# [Written instruction]
Word for word, repeat the lines of the records from the one containing "Transcribe the text in this document." through the last line, both included.

# [Provided data]
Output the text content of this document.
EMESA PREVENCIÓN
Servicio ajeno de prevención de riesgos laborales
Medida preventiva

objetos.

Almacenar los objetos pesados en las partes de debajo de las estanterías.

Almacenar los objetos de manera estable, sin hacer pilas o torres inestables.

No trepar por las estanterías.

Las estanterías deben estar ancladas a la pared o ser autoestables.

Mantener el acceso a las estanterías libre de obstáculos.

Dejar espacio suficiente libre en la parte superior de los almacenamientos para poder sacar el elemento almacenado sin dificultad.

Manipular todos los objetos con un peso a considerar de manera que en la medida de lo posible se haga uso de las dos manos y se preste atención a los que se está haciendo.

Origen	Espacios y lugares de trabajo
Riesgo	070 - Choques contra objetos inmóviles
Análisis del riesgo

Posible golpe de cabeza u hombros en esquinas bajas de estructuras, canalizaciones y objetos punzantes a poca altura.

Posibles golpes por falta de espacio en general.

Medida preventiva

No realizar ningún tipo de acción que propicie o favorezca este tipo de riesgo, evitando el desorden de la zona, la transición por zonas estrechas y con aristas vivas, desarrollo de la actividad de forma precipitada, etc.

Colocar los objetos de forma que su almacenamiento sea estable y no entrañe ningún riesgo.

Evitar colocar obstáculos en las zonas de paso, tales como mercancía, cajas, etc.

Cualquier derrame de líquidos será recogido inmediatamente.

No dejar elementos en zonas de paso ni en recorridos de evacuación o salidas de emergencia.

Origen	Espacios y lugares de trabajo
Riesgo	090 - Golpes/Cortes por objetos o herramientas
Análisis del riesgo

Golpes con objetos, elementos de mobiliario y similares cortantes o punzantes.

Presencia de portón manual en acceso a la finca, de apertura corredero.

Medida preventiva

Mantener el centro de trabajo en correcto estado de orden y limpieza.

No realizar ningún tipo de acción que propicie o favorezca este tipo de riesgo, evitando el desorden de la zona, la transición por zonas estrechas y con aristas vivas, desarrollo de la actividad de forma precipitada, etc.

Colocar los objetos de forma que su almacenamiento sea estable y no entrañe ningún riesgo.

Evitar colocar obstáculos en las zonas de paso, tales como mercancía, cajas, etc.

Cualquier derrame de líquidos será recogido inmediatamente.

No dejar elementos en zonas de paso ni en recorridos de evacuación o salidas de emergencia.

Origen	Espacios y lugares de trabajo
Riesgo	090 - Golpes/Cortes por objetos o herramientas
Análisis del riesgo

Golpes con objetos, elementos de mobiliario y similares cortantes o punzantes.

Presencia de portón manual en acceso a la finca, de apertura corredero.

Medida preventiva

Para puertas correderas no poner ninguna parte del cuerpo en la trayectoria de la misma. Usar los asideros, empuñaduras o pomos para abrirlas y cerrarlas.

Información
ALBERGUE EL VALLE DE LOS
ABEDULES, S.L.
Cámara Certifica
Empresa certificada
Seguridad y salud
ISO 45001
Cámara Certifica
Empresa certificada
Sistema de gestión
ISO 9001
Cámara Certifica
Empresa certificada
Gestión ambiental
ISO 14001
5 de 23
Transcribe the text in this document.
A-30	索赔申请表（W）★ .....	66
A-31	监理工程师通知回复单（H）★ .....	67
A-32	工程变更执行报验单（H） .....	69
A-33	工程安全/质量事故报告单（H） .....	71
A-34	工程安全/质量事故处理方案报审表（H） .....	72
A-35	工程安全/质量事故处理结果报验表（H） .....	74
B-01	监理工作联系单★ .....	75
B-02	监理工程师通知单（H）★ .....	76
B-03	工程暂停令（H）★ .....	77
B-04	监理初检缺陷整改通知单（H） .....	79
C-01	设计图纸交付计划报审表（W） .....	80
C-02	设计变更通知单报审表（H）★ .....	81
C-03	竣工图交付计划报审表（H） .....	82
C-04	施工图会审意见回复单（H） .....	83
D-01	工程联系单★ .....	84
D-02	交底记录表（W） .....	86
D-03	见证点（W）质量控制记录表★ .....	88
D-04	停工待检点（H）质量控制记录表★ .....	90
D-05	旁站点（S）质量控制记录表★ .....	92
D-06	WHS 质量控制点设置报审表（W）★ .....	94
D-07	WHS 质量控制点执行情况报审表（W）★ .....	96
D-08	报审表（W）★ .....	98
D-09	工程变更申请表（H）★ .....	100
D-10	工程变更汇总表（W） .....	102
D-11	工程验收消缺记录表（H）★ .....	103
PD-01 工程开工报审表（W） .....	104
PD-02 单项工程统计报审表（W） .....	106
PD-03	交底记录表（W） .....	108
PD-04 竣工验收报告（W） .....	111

# [Finished exercise]
Transcribe the text in this document.
A-30	索赔申请表（W）★ .....	66
A-31	监理工程师通知回复单（H）★ .....	67
A-32	工程变更执行报验单（H） .....	69
A-33	工程安全/质量事故报告单（H） .....	71
A-34	工程安全/质量事故处理方案报审表（H） .....	72
A-35	工程安全/质量事故处理结果报验表（H） .....	74
B-01	监理工作联系单★ .....	75
B-02	监理工程师通知单（H）★ .....	76
B-03	工程暂停令（H）★ .....	77
B-04	监理初检缺陷整改通知单（H） .....	79
C-01	设计图纸交付计划报审表（W） .....	80
C-02	设计变更通知单报审表（H）★ .....	81
C-03	竣工图交付计划报审表（H） .....	82
C-04	施工图会审意见回复单（H） .....	83
D-01	工程联系单★ .....	84
D-02	交底记录表（W） .....	86
D-03	见证点（W）质量控制记录表★ .....	88
D-04	停工待检点（H）质量控制记录表★ .....	90
D-05	旁站点（S）质量控制记录表★ .....	92
D-06	WHS 质量控制点设置报审表（W）★ .....	94
D-07	WHS 质量控制点执行情况报审表（W）★ .....	96
D-08	报审表（W）★ .....	98
D-09	工程变更申请表（H）★ .....	100
D-10	工程变更汇总表（W） .....	102
D-11	工程验收消缺记录表（H）★ .....	103
PD-01 工程开工报审表（W） .....	104
PD-02 单项工程统计报审表（W） .....	106
PD-03	交底记录表（W） .....	108
PD-04 竣工验收报告（W） .....	111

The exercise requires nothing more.